▸ SET EXERCISE A
In the forum thread about engine cylinder porting, what does volks-man say he will remove instead of cutting the jug down?
▸ SET EXERCISE B
Reproduce everything in the engine porting thread from "Looks like there" down to "hits the case.".
▸ SET EXERCISE C
Write what comes next in the forum thread about engine cylinder porting, continuing after its final line.

▸ EXTRACT PROVIDED
════════════════════
You need to look at where the piston is at BDC, it may be the real pinch point and cutting down the jug may disrupt flow more than it with reduce the pinch point between jug and case.

Looks like there is opportunity for smoothing and match though.


----------



## volks-man (Jan 16, 2009)

good point. 
though i don't think i need to cut the jug down any. (just remove gasket)

i assume you mean to put the piston back on the rod and throw the cyl back on with no gasket and see if the bottom of the piston hits the case. 

if so, i can knock a few thou off the piston skirt?

would you grind the extended cyl wall at the lower transfer to open it up?
and/or notch the bottom of the piston on the sides to improve flow to the lower transfer? 

that extended cyl wall at the transfers looks like a huge bottle neck!


----------



## timberwolf (Jan 16, 2009)

No, there will be no change in height between the piston and case.
════════════════════
▸ DATA SHOWN
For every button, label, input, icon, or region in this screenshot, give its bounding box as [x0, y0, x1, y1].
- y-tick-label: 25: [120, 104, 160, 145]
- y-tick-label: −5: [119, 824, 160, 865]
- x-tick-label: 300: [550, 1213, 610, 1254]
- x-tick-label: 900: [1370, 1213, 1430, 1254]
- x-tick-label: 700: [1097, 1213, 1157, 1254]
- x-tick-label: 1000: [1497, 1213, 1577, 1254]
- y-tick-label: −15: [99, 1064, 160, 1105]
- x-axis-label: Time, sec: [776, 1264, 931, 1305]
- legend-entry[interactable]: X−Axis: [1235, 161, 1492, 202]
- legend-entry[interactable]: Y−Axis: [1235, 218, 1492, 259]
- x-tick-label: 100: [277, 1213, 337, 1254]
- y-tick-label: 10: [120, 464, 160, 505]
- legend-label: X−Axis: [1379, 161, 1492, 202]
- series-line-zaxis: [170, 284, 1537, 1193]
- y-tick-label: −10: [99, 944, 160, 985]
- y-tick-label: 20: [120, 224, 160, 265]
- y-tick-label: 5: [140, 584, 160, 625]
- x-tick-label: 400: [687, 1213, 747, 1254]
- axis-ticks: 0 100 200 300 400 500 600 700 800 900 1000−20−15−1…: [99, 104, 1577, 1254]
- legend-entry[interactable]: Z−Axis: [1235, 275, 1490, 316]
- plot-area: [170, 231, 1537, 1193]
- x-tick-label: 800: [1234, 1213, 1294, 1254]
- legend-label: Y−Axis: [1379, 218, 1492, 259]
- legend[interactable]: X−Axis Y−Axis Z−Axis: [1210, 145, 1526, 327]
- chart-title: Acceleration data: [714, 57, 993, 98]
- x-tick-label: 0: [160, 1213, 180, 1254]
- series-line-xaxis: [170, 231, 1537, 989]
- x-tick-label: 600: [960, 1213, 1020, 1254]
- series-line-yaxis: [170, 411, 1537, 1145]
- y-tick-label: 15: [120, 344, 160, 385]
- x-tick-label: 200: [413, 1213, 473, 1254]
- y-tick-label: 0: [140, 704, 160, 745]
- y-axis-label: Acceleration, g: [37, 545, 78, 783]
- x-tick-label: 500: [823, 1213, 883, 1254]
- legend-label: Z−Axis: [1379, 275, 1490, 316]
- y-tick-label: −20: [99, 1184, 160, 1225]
════════════════════
▸ WRITTEN REPLY A
The gasket.

▸ WRITTEN REPLY B
Looks like there is opportunity for smoothing and match though.


----------



## volks-man (Jan 16, 2009)

good point. 
though i don't think i need to cut the jug down any. (just remove gasket)

i assume you mean to put the piston back on the rod and throw the cyl back on with no gasket and see if the bottom of the piston hits the case.

▸ WRITTEN REPLY C
Put the piston in the bore with a shim in the head the thickness of your new squish band height and see how it lines up with the bottom of the jug. From there you can decide just how much removal of material is warranted.

Also a good trick is to put some clay or playdough in the lower port, put it together cylce the piston and take an impression of the pinch point, cut a cross section in the direction of flow, that should aid in making changes to improve flow.


----------



## volks-man (Jan 16, 2009)

timberwolf said:


> Put the piston in the bore with a shim in the head the thickness of your new squish band height and see how it lines up with the bottom of the jug. From there you can decide just how much removal of material is warranted.



remember this is a *'for dummies thread'*. 
piston is at the top of it's stroke with simulated squish. look at the bottom of the skirt in relation to bottom of cyl. 

where am i looking to remove material? remember the piston has no windows. all of my transfers is at the base of the cylinder. 
i understand the clay pinch trick for the transfers at the base but fail to see what the mod would be.


----------



## volks-man (Jan 16, 2009)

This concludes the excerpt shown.